Text under study:
Applicants must be residents of the State of Indiana and provide proof of blindness or disability, as 
applicable.

Applications must be filed during the periods specified.  Once the application is in effect, no other filing 
is necessary unless there is a change in the status of the property of applicant that would affect the 
deduction.

This application may be filed in person or by mail.  If mailed, the mailing must be postmarked before the 
last day of filing.

Any person who willfully makes a false statement of the facts in applying for this deduction is guilty of  the 
crime of perjury and on the conviction thereof will be punished in the manner provided by law.

Maximum deduction is $12,480.

The applicant’s taxable gross income in the preceding calendar year cannot have exceeded $17,000. 

As proof of blindness, the applicant may provide the Auditor of the County where the property is located 
with proof of blindness supported by the records of the Division of Family Resources or the Division of 
Disability and Rehabilitative Services, or a written statement of a licensed optometrist or a physician who 
is licensed by this State and skilled in the diseases of the eye.

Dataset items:

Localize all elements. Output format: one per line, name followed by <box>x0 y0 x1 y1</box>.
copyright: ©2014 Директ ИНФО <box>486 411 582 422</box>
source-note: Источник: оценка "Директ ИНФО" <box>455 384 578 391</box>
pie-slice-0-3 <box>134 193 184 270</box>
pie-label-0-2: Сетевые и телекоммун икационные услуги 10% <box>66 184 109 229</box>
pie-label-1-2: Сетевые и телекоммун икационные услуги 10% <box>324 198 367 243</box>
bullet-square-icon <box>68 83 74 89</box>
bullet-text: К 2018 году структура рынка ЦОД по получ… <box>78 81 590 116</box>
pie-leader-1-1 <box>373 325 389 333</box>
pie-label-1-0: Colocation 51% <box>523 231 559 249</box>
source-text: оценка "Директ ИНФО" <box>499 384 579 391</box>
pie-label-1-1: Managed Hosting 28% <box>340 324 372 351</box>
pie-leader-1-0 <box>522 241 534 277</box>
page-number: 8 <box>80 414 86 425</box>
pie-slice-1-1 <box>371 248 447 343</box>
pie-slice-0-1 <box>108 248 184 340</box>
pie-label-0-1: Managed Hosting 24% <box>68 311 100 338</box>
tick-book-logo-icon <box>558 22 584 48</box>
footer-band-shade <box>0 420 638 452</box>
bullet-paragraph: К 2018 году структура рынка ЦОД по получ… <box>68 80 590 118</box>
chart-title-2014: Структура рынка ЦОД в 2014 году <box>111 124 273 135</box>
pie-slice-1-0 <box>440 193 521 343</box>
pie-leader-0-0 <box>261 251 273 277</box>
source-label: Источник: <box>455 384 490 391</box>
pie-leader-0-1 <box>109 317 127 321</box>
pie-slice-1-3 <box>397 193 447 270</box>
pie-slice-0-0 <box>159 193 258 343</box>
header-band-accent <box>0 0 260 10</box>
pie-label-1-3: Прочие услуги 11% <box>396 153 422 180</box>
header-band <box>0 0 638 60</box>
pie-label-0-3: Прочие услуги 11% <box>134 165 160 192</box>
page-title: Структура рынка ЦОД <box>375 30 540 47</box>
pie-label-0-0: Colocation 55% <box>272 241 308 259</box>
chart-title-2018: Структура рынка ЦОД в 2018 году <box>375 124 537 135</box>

Your instructions:
Please continue the Indiana deduction instructions for blind or disabled applicants, picking up after their final sentence. The records have no connection to the text about the Indiana deduction for blind or disabled applicants.

Exercise result:
As proof of disability, the applicant may provide the Auditor of the County where the property is located 
with a Federal Social Security Statement of Disability. An individual with a disability not covered under 
the Federal Social Security Act shall be examined by a physician and the individual’s status as an 
individual with a disability determined by using the same standards as used by the Social Security 
Administration.

For purposes of this deduction, “blind” has the same meaning as the definition under IC 12-7-2-21(1) and 
“individual with a disability” means a person unable to engage in any substantial gainful activity by reason 
of a medically determinable physical or mental impairment that can be expected to result in death or that 
has lasted or can be expected to last for a continuous period of not less than twelve (12) months.